Aim of the task: Output the material exactly, but drop every image it holds.

--- Begin ---

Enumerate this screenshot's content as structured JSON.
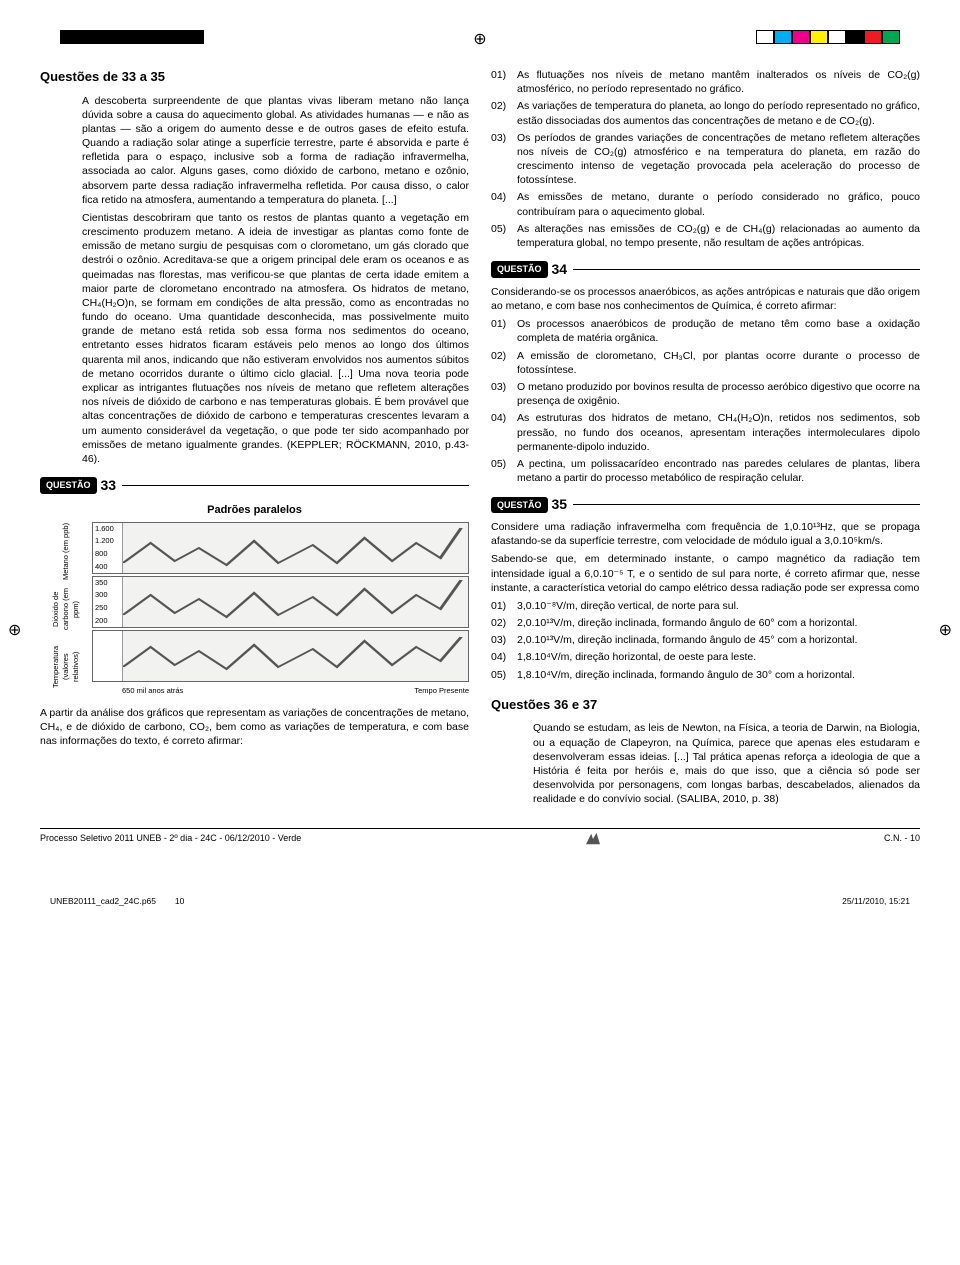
{
  "colorbars": {
    "left": [
      "#000000",
      "#000000",
      "#000000",
      "#000000",
      "#000000",
      "#000000",
      "#000000",
      "#000000"
    ],
    "right": [
      "#ffffff",
      "#00aeef",
      "#ec008c",
      "#fff200",
      "#ffffff",
      "#000000",
      "#ed1c24",
      "#00a651"
    ]
  },
  "title_main": "Questões de 33 a 35",
  "intro_paragraphs": [
    "A descoberta surpreendente de que plantas vivas liberam metano não lança dúvida sobre a causa do aquecimento global. As atividades humanas — e não as plantas — são a origem do aumento desse e de outros gases de efeito estufa. Quando a radiação solar atinge a superfície terrestre, parte é absorvida e parte é refletida para o espaço, inclusive sob a forma de radiação infravermelha, associada ao calor. Alguns gases, como dióxido de carbono, metano e ozônio, absorvem parte dessa radiação infravermelha refletida. Por causa disso, o calor fica retido na atmosfera, aumentando a temperatura do planeta. [...]",
    "Cientistas descobriram que tanto os restos de plantas quanto a vegetação em crescimento produzem metano. A ideia de investigar as plantas como fonte de emissão de metano surgiu de pesquisas com o clorometano, um gás clorado que destrói o ozônio. Acreditava-se que a origem principal dele eram os oceanos e as queimadas nas florestas, mas verificou-se que plantas de certa idade emitem a maior parte de clorometano encontrado na atmosfera. Os hidratos de metano, CH₄(H₂O)n, se formam em condições de alta pressão, como as encontradas no fundo do oceano. Uma quantidade desconhecida, mas possivelmente muito grande de metano está retida sob essa forma nos sedimentos do oceano, entretanto esses hidratos ficaram estáveis pelo menos ao longo dos últimos quarenta mil anos, indicando que não estiveram envolvidos nos aumentos súbitos de metano ocorridos durante o último ciclo glacial. [...] Uma nova teoria pode explicar as intrigantes flutuações nos níveis de metano que refletem alterações nos níveis de dióxido de carbono e nas temperaturas globais. É bem provável que altas concentrações de dióxido de carbono e temperaturas crescentes levaram a um aumento considerável da vegetação, o que pode ter sido acompanhado por emissões de metano igualmente grandes. (KEPPLER; RÖCKMANN, 2010, p.43-46)."
  ],
  "q33": {
    "label": "QUESTÃO",
    "num": "33",
    "chart": {
      "title": "Padrões paralelos",
      "panels": [
        {
          "ylabel": "Metano\n(em ppb)",
          "ticks": [
            "1.600",
            "1.200",
            "800",
            "400"
          ],
          "color": "#888888"
        },
        {
          "ylabel": "Dióxido de carbono\n(em ppm)",
          "ticks": [
            "350",
            "300",
            "250",
            "200"
          ],
          "color": "#888888"
        },
        {
          "ylabel": "Temperatura\n(valores relativos)",
          "ticks": [
            "",
            ""
          ],
          "color": "#888888"
        }
      ],
      "xaxis": {
        "left": "650 mil anos atrás",
        "right": "Tempo Presente"
      },
      "bg": "#f2f2f0",
      "line_color": "#555555"
    },
    "stem": "A partir da análise dos gráficos que representam as variações de concentrações de metano, CH₄, e de dióxido de carbono, CO₂, bem como as variações de temperatura, e com base nas informações do texto, é correto afirmar:",
    "options": [
      "As flutuações nos níveis de metano mantêm inalterados os níveis de CO₂(g) atmosférico, no período representado no gráfico.",
      "As variações de temperatura do planeta, ao longo do período representado no gráfico, estão dissociadas dos aumentos das concentrações de metano e de CO₂(g).",
      "Os períodos de grandes variações de concentrações de metano refletem alterações nos níveis de CO₂(g) atmosférico e na temperatura do planeta, em razão do crescimento intenso de vegetação provocada pela aceleração do processo de fotossíntese.",
      "As emissões de metano, durante o período considerado no gráfico, pouco contribuíram para o aquecimento global.",
      "As alterações nas emissões de CO₂(g) e de CH₄(g) relacionadas ao aumento da temperatura global, no tempo presente, não resultam de ações antrópicas."
    ]
  },
  "q34": {
    "label": "QUESTÃO",
    "num": "34",
    "stem": "Considerando-se os processos anaeróbicos, as ações antrópicas e naturais que dão origem ao metano, e com base nos conhecimentos de Química, é correto afirmar:",
    "options": [
      "Os processos anaeróbicos de produção de metano têm como base a oxidação completa de matéria orgânica.",
      "A emissão de clorometano, CH₃Cl, por plantas ocorre durante o processo de fotossíntese.",
      "O metano produzido por bovinos resulta de processo aeróbico digestivo que ocorre na presença de oxigênio.",
      "As estruturas dos hidratos de metano, CH₄(H₂O)n, retidos nos sedimentos, sob pressão, no fundo dos oceanos, apresentam interações intermoleculares dipolo permanente-dipolo induzido.",
      "A pectina, um polissacarídeo encontrado nas paredes celulares de plantas, libera metano a partir do processo metabólico de respiração celular."
    ]
  },
  "q35": {
    "label": "QUESTÃO",
    "num": "35",
    "stem1": "Considere uma radiação infravermelha com frequência de 1,0.10¹³Hz, que se propaga afastando-se da superfície terrestre, com velocidade de módulo igual a 3,0.10⁵km/s.",
    "stem2": "Sabendo-se que, em determinado instante, o campo magnético da radiação tem intensidade igual a 6,0.10⁻⁵ T, e o sentido de sul para norte, é correto afirmar que, nesse instante, a característica vetorial do campo elétrico dessa radiação pode ser expressa como",
    "options": [
      "3,0.10⁻⁸V/m, direção vertical, de norte para sul.",
      "2,0.10¹³V/m, direção inclinada, formando ângulo de 60° com a horizontal.",
      "2,0.10¹³V/m, direção inclinada, formando ângulo de 45° com a horizontal.",
      "1,8.10⁴V/m, direção horizontal, de oeste para leste.",
      "1,8.10⁴V/m, direção inclinada, formando ângulo de 30° com a horizontal."
    ]
  },
  "title_3637": "Questões 36 e 37",
  "intro_3637": "Quando se estudam, as leis de Newton, na Física, a teoria de Darwin, na Biologia, ou a equação de Clapeyron, na Química, parece que apenas eles estudaram e desenvolveram essas ideias. [...] Tal prática apenas reforça a ideologia de que a História é feita por heróis e, mais do que isso, que a ciência só pode ser desenvolvida por personagens, com longas barbas, descabelados, alienados da realidade e do convívio social. (SALIBA, 2010, p. 38)",
  "footer": {
    "left": "Processo Seletivo 2011 UNEB - 2º dia - 24C - 06/12/2010 - Verde",
    "right": "C.N. - 10"
  },
  "bottom": {
    "file": "UNEB20111_cad2_24C.p65",
    "page": "10",
    "date": "25/11/2010, 15:21"
  }
}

--- End ---

Response to the exercise:
Enumerate this screenshot's content as structured JSON.
{
  "colorbars": {
    "left": [
      "#000000",
      "#000000",
      "#000000",
      "#000000",
      "#000000",
      "#000000",
      "#000000",
      "#000000"
    ],
    "right": [
      "#ffffff",
      "#00aeef",
      "#ec008c",
      "#fff200",
      "#ffffff",
      "#000000",
      "#ed1c24",
      "#00a651"
    ]
  },
  "title_main": "Questões de 33 a 35",
  "intro_paragraphs": [
    "A descoberta surpreendente de que plantas vivas liberam metano não lança dúvida sobre a causa do aquecimento global. As atividades humanas — e não as plantas — são a origem do aumento desse e de outros gases de efeito estufa. Quando a radiação solar atinge a superfície terrestre, parte é absorvida e parte é refletida para o espaço, inclusive sob a forma de radiação infravermelha, associada ao calor. Alguns gases, como dióxido de carbono, metano e ozônio, absorvem parte dessa radiação infravermelha refletida. Por causa disso, o calor fica retido na atmosfera, aumentando a temperatura do planeta. [...]",
    "Cientistas descobriram que tanto os restos de plantas quanto a vegetação em crescimento produzem metano. A ideia de investigar as plantas como fonte de emissão de metano surgiu de pesquisas com o clorometano, um gás clorado que destrói o ozônio. Acreditava-se que a origem principal dele eram os oceanos e as queimadas nas florestas, mas verificou-se que plantas de certa idade emitem a maior parte de clorometano encontrado na atmosfera. Os hidratos de metano, CH₄(H₂O)n, se formam em condições de alta pressão, como as encontradas no fundo do oceano. Uma quantidade desconhecida, mas possivelmente muito grande de metano está retida sob essa forma nos sedimentos do oceano, entretanto esses hidratos ficaram estáveis pelo menos ao longo dos últimos quarenta mil anos, indicando que não estiveram envolvidos nos aumentos súbitos de metano ocorridos durante o último ciclo glacial. [...] Uma nova teoria pode explicar as intrigantes flutuações nos níveis de metano que refletem alterações nos níveis de dióxido de carbono e nas temperaturas globais. É bem provável que altas concentrações de dióxido de carbono e temperaturas crescentes levaram a um aumento considerável da vegetação, o que pode ter sido acompanhado por emissões de metano igualmente grandes. (KEPPLER; RÖCKMANN, 2010, p.43-46)."
  ],
  "q33": {
    "label": "QUESTÃO",
    "num": "33",
    "chart": {
      "title": "Padrões paralelos",
      "panels": [
        {
          "ylabel": "Metano\n(em ppb)",
          "ticks": [
            "1.600",
            "1.200",
            "800",
            "400"
          ],
          "color": "#888888"
        },
        {
          "ylabel": "Dióxido de carbono\n(em ppm)",
          "ticks": [
            "350",
            "300",
            "250",
            "200"
          ],
          "color": "#888888"
        },
        {
          "ylabel": "Temperatura\n(valores relativos)",
          "ticks": [
            "",
            ""
          ],
          "color": "#888888"
        }
      ],
      "xaxis": {
        "left": "650 mil anos atrás",
        "right": "Tempo Presente"
      },
      "bg": "#f2f2f0",
      "line_color": "#555555"
    },
    "stem": "A partir da análise dos gráficos que representam as variações de concentrações de metano, CH₄, e de dióxido de carbono, CO₂, bem como as variações de temperatura, e com base nas informações do texto, é correto afirmar:",
    "options": [
      "As flutuações nos níveis de metano mantêm inalterados os níveis de CO₂(g) atmosférico, no período representado no gráfico.",
      "As variações de temperatura do planeta, ao longo do período representado no gráfico, estão dissociadas dos aumentos das concentrações de metano e de CO₂(g).",
      "Os períodos de grandes variações de concentrações de metano refletem alterações nos níveis de CO₂(g) atmosférico e na temperatura do planeta, em razão do crescimento intenso de vegetação provocada pela aceleração do processo de fotossíntese.",
      "As emissões de metano, durante o período considerado no gráfico, pouco contribuíram para o aquecimento global.",
      "As alterações nas emissões de CO₂(g) e de CH₄(g) relacionadas ao aumento da temperatura global, no tempo presente, não resultam de ações antrópicas."
    ]
  },
  "q34": {
    "label": "QUESTÃO",
    "num": "34",
    "stem": "Considerando-se os processos anaeróbicos, as ações antrópicas e naturais que dão origem ao metano, e com base nos conhecimentos de Química, é correto afirmar:",
    "options": [
      "Os processos anaeróbicos de produção de metano têm como base a oxidação completa de matéria orgânica.",
      "A emissão de clorometano, CH₃Cl, por plantas ocorre durante o processo de fotossíntese.",
      "O metano produzido por bovinos resulta de processo aeróbico digestivo que ocorre na presença de oxigênio.",
      "As estruturas dos hidratos de metano, CH₄(H₂O)n, retidos nos sedimentos, sob pressão, no fundo dos oceanos, apresentam interações intermoleculares dipolo permanente-dipolo induzido.",
      "A pectina, um polissacarídeo encontrado nas paredes celulares de plantas, libera metano a partir do processo metabólico de respiração celular."
    ]
  },
  "q35": {
    "label": "QUESTÃO",
    "num": "35",
    "stem1": "Considere uma radiação infravermelha com frequência de 1,0.10¹³Hz, que se propaga afastando-se da superfície terrestre, com velocidade de módulo igual a 3,0.10⁵km/s.",
    "stem2": "Sabendo-se que, em determinado instante, o campo magnético da radiação tem intensidade igual a 6,0.10⁻⁵ T, e o sentido de sul para norte, é correto afirmar que, nesse instante, a característica vetorial do campo elétrico dessa radiação pode ser expressa como",
    "options": [
      "3,0.10⁻⁸V/m, direção vertical, de norte para sul.",
      "2,0.10¹³V/m, direção inclinada, formando ângulo de 60° com a horizontal.",
      "2,0.10¹³V/m, direção inclinada, formando ângulo de 45° com a horizontal.",
      "1,8.10⁴V/m, direção horizontal, de oeste para leste.",
      "1,8.10⁴V/m, direção inclinada, formando ângulo de 30° com a horizontal."
    ]
  },
  "title_3637": "Questões 36 e 37",
  "intro_3637": "Quando se estudam, as leis de Newton, na Física, a teoria de Darwin, na Biologia, ou a equação de Clapeyron, na Química, parece que apenas eles estudaram e desenvolveram essas ideias. [...] Tal prática apenas reforça a ideologia de que a História é feita por heróis e, mais do que isso, que a ciência só pode ser desenvolvida por personagens, com longas barbas, descabelados, alienados da realidade e do convívio social. (SALIBA, 2010, p. 38)",
  "footer": {
    "left": "Processo Seletivo 2011 UNEB - 2º dia - 24C - 06/12/2010 - Verde",
    "right": "C.N. - 10"
  },
  "bottom": {
    "file": "UNEB20111_cad2_24C.p65",
    "page": "10",
    "date": "25/11/2010, 15:21"
  }
}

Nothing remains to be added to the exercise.